+++ Input records

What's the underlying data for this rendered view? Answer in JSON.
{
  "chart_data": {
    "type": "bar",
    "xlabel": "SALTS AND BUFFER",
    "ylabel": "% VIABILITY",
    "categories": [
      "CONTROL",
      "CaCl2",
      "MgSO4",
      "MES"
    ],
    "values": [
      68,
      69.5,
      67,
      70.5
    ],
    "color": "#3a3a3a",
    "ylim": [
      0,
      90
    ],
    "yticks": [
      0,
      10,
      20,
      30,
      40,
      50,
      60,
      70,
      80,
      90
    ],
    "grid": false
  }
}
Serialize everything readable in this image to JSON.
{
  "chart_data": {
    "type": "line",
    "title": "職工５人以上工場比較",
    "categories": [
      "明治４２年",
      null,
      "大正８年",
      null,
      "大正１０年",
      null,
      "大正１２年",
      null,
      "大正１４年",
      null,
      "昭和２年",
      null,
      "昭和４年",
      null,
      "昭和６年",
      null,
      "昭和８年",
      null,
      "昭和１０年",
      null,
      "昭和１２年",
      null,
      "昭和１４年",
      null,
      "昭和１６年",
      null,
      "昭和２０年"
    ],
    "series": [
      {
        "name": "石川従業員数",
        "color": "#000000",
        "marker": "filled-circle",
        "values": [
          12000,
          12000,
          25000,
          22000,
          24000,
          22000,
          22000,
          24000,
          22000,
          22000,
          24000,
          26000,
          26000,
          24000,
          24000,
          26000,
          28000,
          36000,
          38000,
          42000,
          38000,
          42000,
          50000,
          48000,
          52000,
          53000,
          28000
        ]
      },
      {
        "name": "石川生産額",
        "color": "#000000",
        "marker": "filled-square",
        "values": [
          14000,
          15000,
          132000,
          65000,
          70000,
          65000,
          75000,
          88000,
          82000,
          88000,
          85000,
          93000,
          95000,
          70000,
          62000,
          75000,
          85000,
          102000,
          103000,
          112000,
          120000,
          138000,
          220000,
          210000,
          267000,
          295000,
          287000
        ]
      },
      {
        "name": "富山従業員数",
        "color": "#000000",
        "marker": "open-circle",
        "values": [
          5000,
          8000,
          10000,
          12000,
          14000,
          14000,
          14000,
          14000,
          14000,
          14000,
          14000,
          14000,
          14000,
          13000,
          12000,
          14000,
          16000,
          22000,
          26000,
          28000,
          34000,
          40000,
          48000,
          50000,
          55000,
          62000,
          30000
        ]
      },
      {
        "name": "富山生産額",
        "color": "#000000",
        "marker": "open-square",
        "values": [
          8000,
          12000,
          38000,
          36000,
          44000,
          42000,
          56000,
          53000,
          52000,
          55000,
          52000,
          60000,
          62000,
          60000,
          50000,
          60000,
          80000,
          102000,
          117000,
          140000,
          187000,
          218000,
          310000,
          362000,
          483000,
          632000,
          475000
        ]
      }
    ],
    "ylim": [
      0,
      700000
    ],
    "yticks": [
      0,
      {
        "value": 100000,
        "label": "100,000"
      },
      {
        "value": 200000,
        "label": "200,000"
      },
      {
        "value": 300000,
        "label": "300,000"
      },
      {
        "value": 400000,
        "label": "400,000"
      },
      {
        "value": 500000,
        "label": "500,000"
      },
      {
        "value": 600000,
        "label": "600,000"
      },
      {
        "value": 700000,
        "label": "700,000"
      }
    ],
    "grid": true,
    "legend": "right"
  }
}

++++++

> **Work required**
Exactly reproduce the material above.

> **Problem solution**
What's the underlying data for this rendered view? Answer in JSON.
{
  "chart_data": {
    "type": "bar",
    "xlabel": "SALTS AND BUFFER",
    "ylabel": "% VIABILITY",
    "categories": [
      "CONTROL",
      "CaCl2",
      "MgSO4",
      "MES"
    ],
    "values": [
      68,
      69.5,
      67,
      70.5
    ],
    "color": "#3a3a3a",
    "ylim": [
      0,
      90
    ],
    "yticks": [
      0,
      10,
      20,
      30,
      40,
      50,
      60,
      70,
      80,
      90
    ],
    "grid": false
  }
}
Serialize everything readable in this image to JSON.
{
  "chart_data": {
    "type": "line",
    "title": "職工５人以上工場比較",
    "categories": [
      "明治４２年",
      null,
      "大正８年",
      null,
      "大正１０年",
      null,
      "大正１２年",
      null,
      "大正１４年",
      null,
      "昭和２年",
      null,
      "昭和４年",
      null,
      "昭和６年",
      null,
      "昭和８年",
      null,
      "昭和１０年",
      null,
      "昭和１２年",
      null,
      "昭和１４年",
      null,
      "昭和１６年",
      null,
      "昭和２０年"
    ],
    "series": [
      {
        "name": "石川従業員数",
        "color": "#000000",
        "marker": "filled-circle",
        "values": [
          12000,
          12000,
          25000,
          22000,
          24000,
          22000,
          22000,
          24000,
          22000,
          22000,
          24000,
          26000,
          26000,
          24000,
          24000,
          26000,
          28000,
          36000,
          38000,
          42000,
          38000,
          42000,
          50000,
          48000,
          52000,
          53000,
          28000
        ]
      },
      {
        "name": "石川生産額",
        "color": "#000000",
        "marker": "filled-square",
        "values": [
          14000,
          15000,
          132000,
          65000,
          70000,
          65000,
          75000,
          88000,
          82000,
          88000,
          85000,
          93000,
          95000,
          70000,
          62000,
          75000,
          85000,
          102000,
          103000,
          112000,
          120000,
          138000,
          220000,
          210000,
          267000,
          295000,
          287000
        ]
      },
      {
        "name": "富山従業員数",
        "color": "#000000",
        "marker": "open-circle",
        "values": [
          5000,
          8000,
          10000,
          12000,
          14000,
          14000,
          14000,
          14000,
          14000,
          14000,
          14000,
          14000,
          14000,
          13000,
          12000,
          14000,
          16000,
          22000,
          26000,
          28000,
          34000,
          40000,
          48000,
          50000,
          55000,
          62000,
          30000
        ]
      },
      {
        "name": "富山生産額",
        "color": "#000000",
        "marker": "open-square",
        "values": [
          8000,
          12000,
          38000,
          36000,
          44000,
          42000,
          56000,
          53000,
          52000,
          55000,
          52000,
          60000,
          62000,
          60000,
          50000,
          60000,
          80000,
          102000,
          117000,
          140000,
          187000,
          218000,
          310000,
          362000,
          483000,
          632000,
          475000
        ]
      }
    ],
    "ylim": [
      0,
      700000
    ],
    "yticks": [
      0,
      {
        "value": 100000,
        "label": "100,000"
      },
      {
        "value": 200000,
        "label": "200,000"
      },
      {
        "value": 300000,
        "label": "300,000"
      },
      {
        "value": 400000,
        "label": "400,000"
      },
      {
        "value": 500000,
        "label": "500,000"
      },
      {
        "value": 600000,
        "label": "600,000"
      },
      {
        "value": 700000,
        "label": "700,000"
      }
    ],
    "grid": true,
    "legend": "right"
  }
}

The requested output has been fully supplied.